Records from a data collection:
= = = = =

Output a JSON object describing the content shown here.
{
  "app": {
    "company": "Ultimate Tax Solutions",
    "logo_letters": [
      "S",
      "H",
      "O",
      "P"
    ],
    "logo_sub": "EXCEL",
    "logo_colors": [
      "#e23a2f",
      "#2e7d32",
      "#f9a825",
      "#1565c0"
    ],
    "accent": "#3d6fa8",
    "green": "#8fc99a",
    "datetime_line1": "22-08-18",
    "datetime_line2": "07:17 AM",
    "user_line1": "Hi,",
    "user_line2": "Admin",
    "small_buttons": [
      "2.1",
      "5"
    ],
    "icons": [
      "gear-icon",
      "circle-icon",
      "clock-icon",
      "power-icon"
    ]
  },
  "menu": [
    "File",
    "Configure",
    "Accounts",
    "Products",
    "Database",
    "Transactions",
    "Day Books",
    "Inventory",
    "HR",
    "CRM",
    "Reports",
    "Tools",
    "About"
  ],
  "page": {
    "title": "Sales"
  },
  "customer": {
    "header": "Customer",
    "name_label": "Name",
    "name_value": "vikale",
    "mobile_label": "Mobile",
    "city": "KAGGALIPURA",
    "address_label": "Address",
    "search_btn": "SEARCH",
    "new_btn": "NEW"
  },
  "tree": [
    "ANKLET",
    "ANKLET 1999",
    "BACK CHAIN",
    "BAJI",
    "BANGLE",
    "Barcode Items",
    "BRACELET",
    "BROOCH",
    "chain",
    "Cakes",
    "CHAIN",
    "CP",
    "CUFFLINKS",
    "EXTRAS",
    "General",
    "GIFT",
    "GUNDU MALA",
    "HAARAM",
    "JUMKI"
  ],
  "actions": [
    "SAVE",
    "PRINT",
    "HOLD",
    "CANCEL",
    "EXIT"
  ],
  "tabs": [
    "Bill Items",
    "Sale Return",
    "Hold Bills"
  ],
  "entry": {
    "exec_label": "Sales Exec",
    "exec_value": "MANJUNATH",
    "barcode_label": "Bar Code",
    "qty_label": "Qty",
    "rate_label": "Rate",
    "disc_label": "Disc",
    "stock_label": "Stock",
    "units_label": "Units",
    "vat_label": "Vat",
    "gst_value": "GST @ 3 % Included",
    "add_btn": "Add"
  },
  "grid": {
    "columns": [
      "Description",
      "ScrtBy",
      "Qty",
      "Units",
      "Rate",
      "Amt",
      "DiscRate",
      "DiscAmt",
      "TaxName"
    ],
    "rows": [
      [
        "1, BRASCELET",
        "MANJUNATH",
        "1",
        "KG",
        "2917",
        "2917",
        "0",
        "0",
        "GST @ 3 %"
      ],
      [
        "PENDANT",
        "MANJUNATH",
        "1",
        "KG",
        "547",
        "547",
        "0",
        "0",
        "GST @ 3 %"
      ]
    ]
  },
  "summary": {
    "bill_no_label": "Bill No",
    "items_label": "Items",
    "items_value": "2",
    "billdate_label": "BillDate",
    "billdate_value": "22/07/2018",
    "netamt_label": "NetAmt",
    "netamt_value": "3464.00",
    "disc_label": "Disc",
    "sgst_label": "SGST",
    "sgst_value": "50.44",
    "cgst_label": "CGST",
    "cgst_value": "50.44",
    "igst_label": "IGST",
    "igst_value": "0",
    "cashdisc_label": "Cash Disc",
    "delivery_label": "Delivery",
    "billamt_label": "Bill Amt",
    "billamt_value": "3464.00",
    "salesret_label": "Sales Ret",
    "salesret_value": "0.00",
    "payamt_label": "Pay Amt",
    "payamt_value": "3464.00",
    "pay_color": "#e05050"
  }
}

= = = = =

Problem to work on:
Reproduce each entry above exactly, keeping every word.

Output:
Output a JSON object describing the content shown here.
{
  "app": {
    "company": "Ultimate Tax Solutions",
    "logo_letters": [
      "S",
      "H",
      "O",
      "P"
    ],
    "logo_sub": "EXCEL",
    "logo_colors": [
      "#e23a2f",
      "#2e7d32",
      "#f9a825",
      "#1565c0"
    ],
    "accent": "#3d6fa8",
    "green": "#8fc99a",
    "datetime_line1": "22-08-18",
    "datetime_line2": "07:17 AM",
    "user_line1": "Hi,",
    "user_line2": "Admin",
    "small_buttons": [
      "2.1",
      "5"
    ],
    "icons": [
      "gear-icon",
      "circle-icon",
      "clock-icon",
      "power-icon"
    ]
  },
  "menu": [
    "File",
    "Configure",
    "Accounts",
    "Products",
    "Database",
    "Transactions",
    "Day Books",
    "Inventory",
    "HR",
    "CRM",
    "Reports",
    "Tools",
    "About"
  ],
  "page": {
    "title": "Sales"
  },
  "customer": {
    "header": "Customer",
    "name_label": "Name",
    "name_value": "vikale",
    "mobile_label": "Mobile",
    "city": "KAGGALIPURA",
    "address_label": "Address",
    "search_btn": "SEARCH",
    "new_btn": "NEW"
  },
  "tree": [
    "ANKLET",
    "ANKLET 1999",
    "BACK CHAIN",
    "BAJI",
    "BANGLE",
    "Barcode Items",
    "BRACELET",
    "BROOCH",
    "chain",
    "Cakes",
    "CHAIN",
    "CP",
    "CUFFLINKS",
    "EXTRAS",
    "General",
    "GIFT",
    "GUNDU MALA",
    "HAARAM",
    "JUMKI"
  ],
  "actions": [
    "SAVE",
    "PRINT",
    "HOLD",
    "CANCEL",
    "EXIT"
  ],
  "tabs": [
    "Bill Items",
    "Sale Return",
    "Hold Bills"
  ],
  "entry": {
    "exec_label": "Sales Exec",
    "exec_value": "MANJUNATH",
    "barcode_label": "Bar Code",
    "qty_label": "Qty",
    "rate_label": "Rate",
    "disc_label": "Disc",
    "stock_label": "Stock",
    "units_label": "Units",
    "vat_label": "Vat",
    "gst_value": "GST @ 3 % Included",
    "add_btn": "Add"
  },
  "grid": {
    "columns": [
      "Description",
      "ScrtBy",
      "Qty",
      "Units",
      "Rate",
      "Amt",
      "DiscRate",
      "DiscAmt",
      "TaxName"
    ],
    "rows": [
      [
        "1, BRASCELET",
        "MANJUNATH",
        "1",
        "KG",
        "2917",
        "2917",
        "0",
        "0",
        "GST @ 3 %"
      ],
      [
        "PENDANT",
        "MANJUNATH",
        "1",
        "KG",
        "547",
        "547",
        "0",
        "0",
        "GST @ 3 %"
      ]
    ]
  },
  "summary": {
    "bill_no_label": "Bill No",
    "items_label": "Items",
    "items_value": "2",
    "billdate_label": "BillDate",
    "billdate_value": "22/07/2018",
    "netamt_label": "NetAmt",
    "netamt_value": "3464.00",
    "disc_label": "Disc",
    "sgst_label": "SGST",
    "sgst_value": "50.44",
    "cgst_label": "CGST",
    "cgst_value": "50.44",
    "igst_label": "IGST",
    "igst_value": "0",
    "cashdisc_label": "Cash Disc",
    "delivery_label": "Delivery",
    "billamt_label": "Bill Amt",
    "billamt_value": "3464.00",
    "salesret_label": "Sales Ret",
    "salesret_value": "0.00",
    "payamt_label": "Pay Amt",
    "payamt_value": "3464.00",
    "pay_color": "#e05050"
  }
}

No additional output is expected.